The data:
· · · · · · ·

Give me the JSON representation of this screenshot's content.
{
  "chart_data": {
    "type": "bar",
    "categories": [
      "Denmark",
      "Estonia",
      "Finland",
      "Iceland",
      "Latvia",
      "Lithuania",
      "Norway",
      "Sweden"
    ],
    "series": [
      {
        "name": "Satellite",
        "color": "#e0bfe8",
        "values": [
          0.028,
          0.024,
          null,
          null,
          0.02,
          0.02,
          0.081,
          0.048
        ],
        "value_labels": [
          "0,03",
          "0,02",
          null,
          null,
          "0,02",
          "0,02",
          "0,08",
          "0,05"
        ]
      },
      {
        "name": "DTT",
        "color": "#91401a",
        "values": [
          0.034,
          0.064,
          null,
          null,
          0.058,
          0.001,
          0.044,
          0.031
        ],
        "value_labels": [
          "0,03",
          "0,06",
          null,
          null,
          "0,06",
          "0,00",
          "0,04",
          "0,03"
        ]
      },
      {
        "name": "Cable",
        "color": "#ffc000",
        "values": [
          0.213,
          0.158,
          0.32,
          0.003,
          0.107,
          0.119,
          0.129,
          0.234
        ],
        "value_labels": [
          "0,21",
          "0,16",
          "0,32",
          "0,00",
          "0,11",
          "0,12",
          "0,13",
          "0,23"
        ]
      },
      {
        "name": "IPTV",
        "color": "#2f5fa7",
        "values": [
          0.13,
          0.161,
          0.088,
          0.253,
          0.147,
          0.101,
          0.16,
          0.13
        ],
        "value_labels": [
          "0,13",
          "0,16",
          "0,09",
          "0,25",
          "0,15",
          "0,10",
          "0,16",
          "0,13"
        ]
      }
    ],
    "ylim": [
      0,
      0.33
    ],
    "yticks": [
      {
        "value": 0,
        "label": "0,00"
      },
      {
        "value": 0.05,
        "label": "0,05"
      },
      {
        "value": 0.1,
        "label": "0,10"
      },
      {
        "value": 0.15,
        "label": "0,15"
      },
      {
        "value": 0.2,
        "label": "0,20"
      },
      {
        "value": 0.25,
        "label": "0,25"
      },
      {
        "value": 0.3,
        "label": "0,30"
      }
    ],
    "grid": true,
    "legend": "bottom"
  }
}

· · · · · · ·

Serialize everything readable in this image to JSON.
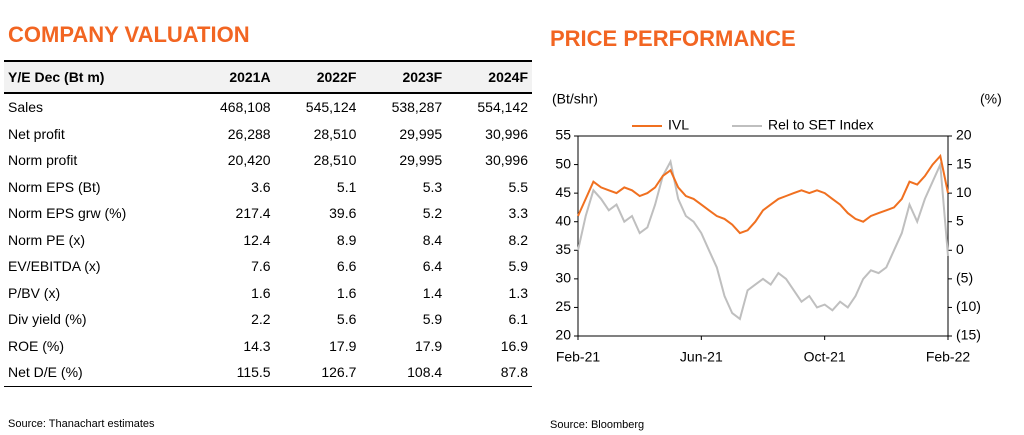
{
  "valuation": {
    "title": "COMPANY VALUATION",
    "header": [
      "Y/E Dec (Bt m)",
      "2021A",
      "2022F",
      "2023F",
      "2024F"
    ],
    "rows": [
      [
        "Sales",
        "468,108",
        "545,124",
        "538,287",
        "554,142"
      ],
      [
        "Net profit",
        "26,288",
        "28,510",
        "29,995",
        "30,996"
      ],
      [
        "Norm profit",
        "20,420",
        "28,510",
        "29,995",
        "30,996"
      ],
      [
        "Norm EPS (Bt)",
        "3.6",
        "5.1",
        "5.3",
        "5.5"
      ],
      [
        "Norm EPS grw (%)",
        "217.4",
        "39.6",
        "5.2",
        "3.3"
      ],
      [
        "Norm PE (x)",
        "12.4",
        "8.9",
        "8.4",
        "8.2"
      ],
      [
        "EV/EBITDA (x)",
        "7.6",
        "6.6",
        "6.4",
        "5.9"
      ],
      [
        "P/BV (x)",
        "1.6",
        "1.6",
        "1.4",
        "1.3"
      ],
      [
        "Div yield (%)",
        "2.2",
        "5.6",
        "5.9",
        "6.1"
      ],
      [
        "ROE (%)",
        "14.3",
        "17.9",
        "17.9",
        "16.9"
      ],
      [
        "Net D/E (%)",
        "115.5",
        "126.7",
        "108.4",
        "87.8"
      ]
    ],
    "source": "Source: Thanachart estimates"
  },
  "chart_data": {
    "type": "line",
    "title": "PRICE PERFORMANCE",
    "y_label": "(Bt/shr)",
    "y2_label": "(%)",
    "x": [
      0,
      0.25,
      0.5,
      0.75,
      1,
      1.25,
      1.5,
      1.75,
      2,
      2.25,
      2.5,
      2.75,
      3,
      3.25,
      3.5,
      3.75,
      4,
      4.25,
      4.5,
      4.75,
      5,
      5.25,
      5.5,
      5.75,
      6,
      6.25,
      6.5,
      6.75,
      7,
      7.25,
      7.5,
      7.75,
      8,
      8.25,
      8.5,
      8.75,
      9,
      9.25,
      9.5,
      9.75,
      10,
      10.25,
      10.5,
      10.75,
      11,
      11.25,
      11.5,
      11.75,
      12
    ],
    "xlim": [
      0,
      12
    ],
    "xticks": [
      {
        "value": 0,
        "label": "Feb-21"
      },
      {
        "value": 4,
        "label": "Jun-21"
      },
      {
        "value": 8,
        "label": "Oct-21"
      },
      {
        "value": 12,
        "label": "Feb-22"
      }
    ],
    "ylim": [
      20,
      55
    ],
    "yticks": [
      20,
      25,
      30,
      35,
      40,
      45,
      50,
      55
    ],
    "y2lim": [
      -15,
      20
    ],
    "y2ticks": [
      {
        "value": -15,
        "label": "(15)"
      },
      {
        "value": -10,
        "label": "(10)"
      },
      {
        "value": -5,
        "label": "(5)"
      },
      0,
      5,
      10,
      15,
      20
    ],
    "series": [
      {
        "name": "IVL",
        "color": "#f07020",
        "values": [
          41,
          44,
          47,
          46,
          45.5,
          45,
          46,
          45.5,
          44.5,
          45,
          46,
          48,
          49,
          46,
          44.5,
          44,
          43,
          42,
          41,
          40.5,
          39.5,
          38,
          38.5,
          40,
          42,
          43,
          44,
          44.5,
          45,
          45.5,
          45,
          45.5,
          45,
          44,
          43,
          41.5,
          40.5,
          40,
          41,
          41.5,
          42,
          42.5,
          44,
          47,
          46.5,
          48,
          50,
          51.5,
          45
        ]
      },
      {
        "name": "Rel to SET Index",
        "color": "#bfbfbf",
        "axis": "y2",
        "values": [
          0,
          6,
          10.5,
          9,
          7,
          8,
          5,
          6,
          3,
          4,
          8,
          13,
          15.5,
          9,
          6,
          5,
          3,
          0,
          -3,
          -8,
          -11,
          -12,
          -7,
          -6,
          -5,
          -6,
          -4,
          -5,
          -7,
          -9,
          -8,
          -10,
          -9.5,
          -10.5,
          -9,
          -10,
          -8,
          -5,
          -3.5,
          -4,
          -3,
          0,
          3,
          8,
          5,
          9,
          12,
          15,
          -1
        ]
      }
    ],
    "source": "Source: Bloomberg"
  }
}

· · · · · · ·

Exercise instructions: Search the data for the string "Source" and copy each line where it appears.

Solution:
    "source": "Source: Thanachart estimates"
    "source": "Source: Bloomberg"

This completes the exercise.